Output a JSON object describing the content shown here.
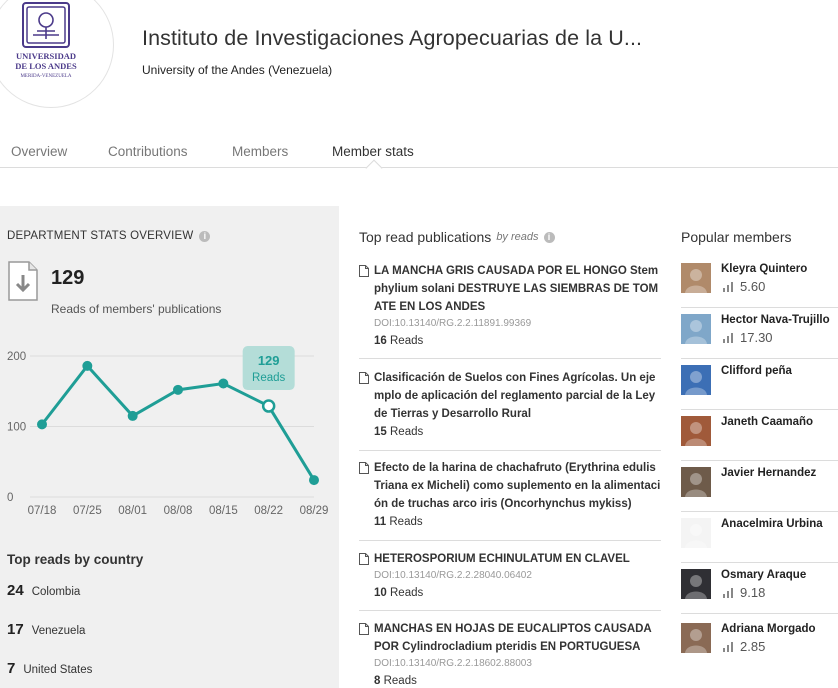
{
  "header": {
    "logo_text": "UNIVERSIDAD DE LOS ANDES MERIDA VENEZUELA",
    "title": "Instituto de Investigaciones Agropecuarias de la U...",
    "subtitle": "University of the Andes (Venezuela)"
  },
  "tabs": [
    {
      "label": "Overview"
    },
    {
      "label": "Contributions"
    },
    {
      "label": "Members"
    },
    {
      "label": "Member stats"
    }
  ],
  "stats": {
    "section_title": "DEPARTMENT STATS OVERVIEW",
    "reads_count": "129",
    "reads_label": "Reads of members' publications",
    "tooltip_value": "129",
    "tooltip_label": "Reads"
  },
  "chart_data": {
    "type": "line",
    "x": [
      "07/18",
      "07/25",
      "08/01",
      "08/08",
      "08/15",
      "08/22",
      "08/29"
    ],
    "values": [
      103,
      186,
      115,
      152,
      161,
      129,
      24
    ],
    "ylim": [
      0,
      200
    ],
    "yticks": [
      "0",
      "100",
      "200"
    ],
    "highlight_index": 5,
    "line_color": "#1f9e96",
    "grid": true
  },
  "countries": {
    "title": "Top reads by country",
    "items": [
      {
        "count": "24",
        "name": "Colombia"
      },
      {
        "count": "17",
        "name": "Venezuela"
      },
      {
        "count": "7",
        "name": "United States"
      }
    ]
  },
  "publications": {
    "title": "Top read publications",
    "by_label": "by reads",
    "items": [
      {
        "title": "LA MANCHA GRIS CAUSADA POR EL HONGO Stemphylium solani DESTRUYE LAS SIEMBRAS DE TOMATE EN LOS ANDES",
        "doi": "DOI:10.13140/RG.2.2.11891.99369",
        "reads": "16",
        "reads_label": "Reads"
      },
      {
        "title": "Clasificación de Suelos con Fines Agrícolas. Un ejemplo de aplicación del reglamento parcial de la Ley de Tierras y Desarrollo Rural",
        "doi": "",
        "reads": "15",
        "reads_label": "Reads"
      },
      {
        "title": "Efecto de la harina de chachafruto (Erythrina edulis Triana ex Micheli) como suplemento en la alimentación de truchas arco iris (Oncorhynchus mykiss)",
        "doi": "",
        "reads": "11",
        "reads_label": "Reads"
      },
      {
        "title": "HETEROSPORIUM ECHINULATUM EN CLAVEL",
        "doi": "DOI:10.13140/RG.2.2.28040.06402",
        "reads": "10",
        "reads_label": "Reads"
      },
      {
        "title": "MANCHAS EN HOJAS DE EUCALIPTOS CAUSADA POR Cylindrocladium pteridis EN PORTUGUESA",
        "doi": "DOI:10.13140/RG.2.2.18602.88003",
        "reads": "8",
        "reads_label": "Reads"
      }
    ]
  },
  "members": {
    "title": "Popular members",
    "items": [
      {
        "name": "Kleyra Quintero",
        "score": "5.60",
        "avatar_color": "#b08a6a"
      },
      {
        "name": "Hector Nava-Trujillo",
        "score": "17.30",
        "avatar_color": "#7fa7c9"
      },
      {
        "name": "Clifford peña",
        "score": "",
        "avatar_color": "#3c6fb5"
      },
      {
        "name": "Janeth Caamaño",
        "score": "",
        "avatar_color": "#a05a3a"
      },
      {
        "name": "Javier Hernandez",
        "score": "",
        "avatar_color": "#6e5b4a"
      },
      {
        "name": "Anacelmira Urbina",
        "score": "",
        "avatar_color": "#f4f4f4"
      },
      {
        "name": "Osmary Araque",
        "score": "9.18",
        "avatar_color": "#2f2f34"
      },
      {
        "name": "Adriana Morgado",
        "score": "2.85",
        "avatar_color": "#8a6a55"
      }
    ]
  }
}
□ □ □
- _SET PROBLEM_
Pictures are excluded; copy every other part of the records exactly.

- _FINAL RESULT_
Output a JSON object describing the content shown here.
{
  "header": {
    "logo_text": "UNIVERSIDAD DE LOS ANDES MERIDA VENEZUELA",
    "title": "Instituto de Investigaciones Agropecuarias de la U...",
    "subtitle": "University of the Andes (Venezuela)"
  },
  "tabs": [
    {
      "label": "Overview"
    },
    {
      "label": "Contributions"
    },
    {
      "label": "Members"
    },
    {
      "label": "Member stats"
    }
  ],
  "stats": {
    "section_title": "DEPARTMENT STATS OVERVIEW",
    "reads_count": "129",
    "reads_label": "Reads of members' publications",
    "tooltip_value": "129",
    "tooltip_label": "Reads"
  },
  "chart_data": {
    "type": "line",
    "x": [
      "07/18",
      "07/25",
      "08/01",
      "08/08",
      "08/15",
      "08/22",
      "08/29"
    ],
    "values": [
      103,
      186,
      115,
      152,
      161,
      129,
      24
    ],
    "ylim": [
      0,
      200
    ],
    "yticks": [
      "0",
      "100",
      "200"
    ],
    "highlight_index": 5,
    "line_color": "#1f9e96",
    "grid": true
  },
  "countries": {
    "title": "Top reads by country",
    "items": [
      {
        "count": "24",
        "name": "Colombia"
      },
      {
        "count": "17",
        "name": "Venezuela"
      },
      {
        "count": "7",
        "name": "United States"
      }
    ]
  },
  "publications": {
    "title": "Top read publications",
    "by_label": "by reads",
    "items": [
      {
        "title": "LA MANCHA GRIS CAUSADA POR EL HONGO Stemphylium solani DESTRUYE LAS SIEMBRAS DE TOMATE EN LOS ANDES",
        "doi": "DOI:10.13140/RG.2.2.11891.99369",
        "reads": "16",
        "reads_label": "Reads"
      },
      {
        "title": "Clasificación de Suelos con Fines Agrícolas. Un ejemplo de aplicación del reglamento parcial de la Ley de Tierras y Desarrollo Rural",
        "doi": "",
        "reads": "15",
        "reads_label": "Reads"
      },
      {
        "title": "Efecto de la harina de chachafruto (Erythrina edulis Triana ex Micheli) como suplemento en la alimentación de truchas arco iris (Oncorhynchus mykiss)",
        "doi": "",
        "reads": "11",
        "reads_label": "Reads"
      },
      {
        "title": "HETEROSPORIUM ECHINULATUM EN CLAVEL",
        "doi": "DOI:10.13140/RG.2.2.28040.06402",
        "reads": "10",
        "reads_label": "Reads"
      },
      {
        "title": "MANCHAS EN HOJAS DE EUCALIPTOS CAUSADA POR Cylindrocladium pteridis EN PORTUGUESA",
        "doi": "DOI:10.13140/RG.2.2.18602.88003",
        "reads": "8",
        "reads_label": "Reads"
      }
    ]
  },
  "members": {
    "title": "Popular members",
    "items": [
      {
        "name": "Kleyra Quintero",
        "score": "5.60",
        "avatar_color": "#b08a6a"
      },
      {
        "name": "Hector Nava-Trujillo",
        "score": "17.30",
        "avatar_color": "#7fa7c9"
      },
      {
        "name": "Clifford peña",
        "score": "",
        "avatar_color": "#3c6fb5"
      },
      {
        "name": "Janeth Caamaño",
        "score": "",
        "avatar_color": "#a05a3a"
      },
      {
        "name": "Javier Hernandez",
        "score": "",
        "avatar_color": "#6e5b4a"
      },
      {
        "name": "Anacelmira Urbina",
        "score": "",
        "avatar_color": "#f4f4f4"
      },
      {
        "name": "Osmary Araque",
        "score": "9.18",
        "avatar_color": "#2f2f34"
      },
      {
        "name": "Adriana Morgado",
        "score": "2.85",
        "avatar_color": "#8a6a55"
      }
    ]
  }
}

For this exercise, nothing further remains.